:: Records provided ::
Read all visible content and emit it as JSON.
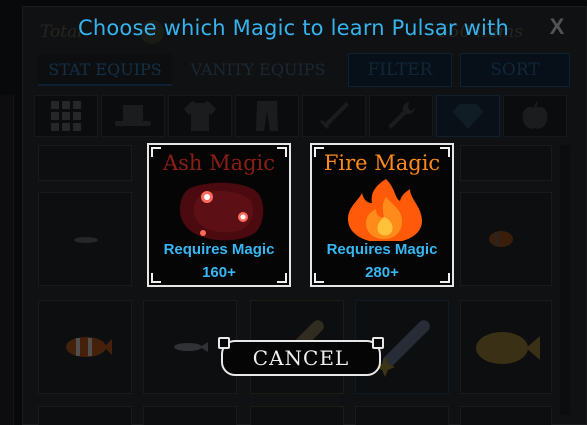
{
  "header": {
    "total_label": "Total",
    "total_value": "550 items",
    "close_label": "X"
  },
  "tabs": [
    {
      "label": "STAT EQUIPS",
      "active": true
    },
    {
      "label": "VANITY EQUIPS",
      "active": false
    }
  ],
  "toolbar": {
    "filter_label": "FILTER",
    "sort_label": "SORT"
  },
  "categories": [
    {
      "icon": "grid-all-icon",
      "active": false
    },
    {
      "icon": "hat-icon",
      "active": false
    },
    {
      "icon": "shirt-icon",
      "active": false
    },
    {
      "icon": "pants-icon",
      "active": false
    },
    {
      "icon": "sword-icon",
      "active": false
    },
    {
      "icon": "wrench-icon",
      "active": false
    },
    {
      "icon": "gem-icon",
      "active": true
    },
    {
      "icon": "apple-icon",
      "active": false
    }
  ],
  "modal": {
    "title": "Choose which Magic to learn Pulsar with",
    "options": [
      {
        "name": "Ash Magic",
        "name_color": "#8b1f14",
        "requirement_line1": "Requires Magic",
        "requirement_line2": "160+",
        "icon": "ash-cloud-icon"
      },
      {
        "name": "Fire Magic",
        "name_color": "#ff8a1c",
        "requirement_line1": "Requires Magic",
        "requirement_line2": "280+",
        "icon": "flame-icon"
      }
    ],
    "cancel_label": "CANCEL"
  },
  "colors": {
    "accent_blue": "#36b3ee",
    "card_border": "#e6e6e6"
  }
}
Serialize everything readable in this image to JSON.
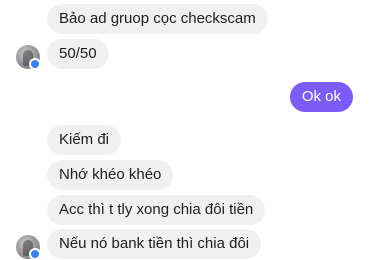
{
  "messages": [
    {
      "text": "Bảo ad gruop cọc checkscam",
      "side": "in"
    },
    {
      "text": "50/50",
      "side": "in"
    },
    {
      "text": "Ok ok",
      "side": "out"
    },
    {
      "text": "Kiếm đi",
      "side": "in"
    },
    {
      "text": "Nhớ khéo khéo",
      "side": "in"
    },
    {
      "text": "Acc thì t tly xong chia đôi tiền",
      "side": "in"
    },
    {
      "text": "Nếu nó bank tiền thì chia đôi",
      "side": "in"
    }
  ],
  "colors": {
    "incoming_bubble": "#f0f0f0",
    "outgoing_bubble": "#7b5cf6",
    "online_indicator": "#3b82f6"
  }
}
:::
§ **Requirements**: Write out exactly the lines from the line holding "Serialize everything readable" through the last line of the records above, inclusive, and nothing more. Leave out the pictures.

§ **Exercise response**:
Serialize everything readable in this image to JSON.
{
  "messages": [
    {
      "text": "Bảo ad gruop cọc checkscam",
      "side": "in"
    },
    {
      "text": "50/50",
      "side": "in"
    },
    {
      "text": "Ok ok",
      "side": "out"
    },
    {
      "text": "Kiếm đi",
      "side": "in"
    },
    {
      "text": "Nhớ khéo khéo",
      "side": "in"
    },
    {
      "text": "Acc thì t tly xong chia đôi tiền",
      "side": "in"
    },
    {
      "text": "Nếu nó bank tiền thì chia đôi",
      "side": "in"
    }
  ],
  "colors": {
    "incoming_bubble": "#f0f0f0",
    "outgoing_bubble": "#7b5cf6",
    "online_indicator": "#3b82f6"
  }
}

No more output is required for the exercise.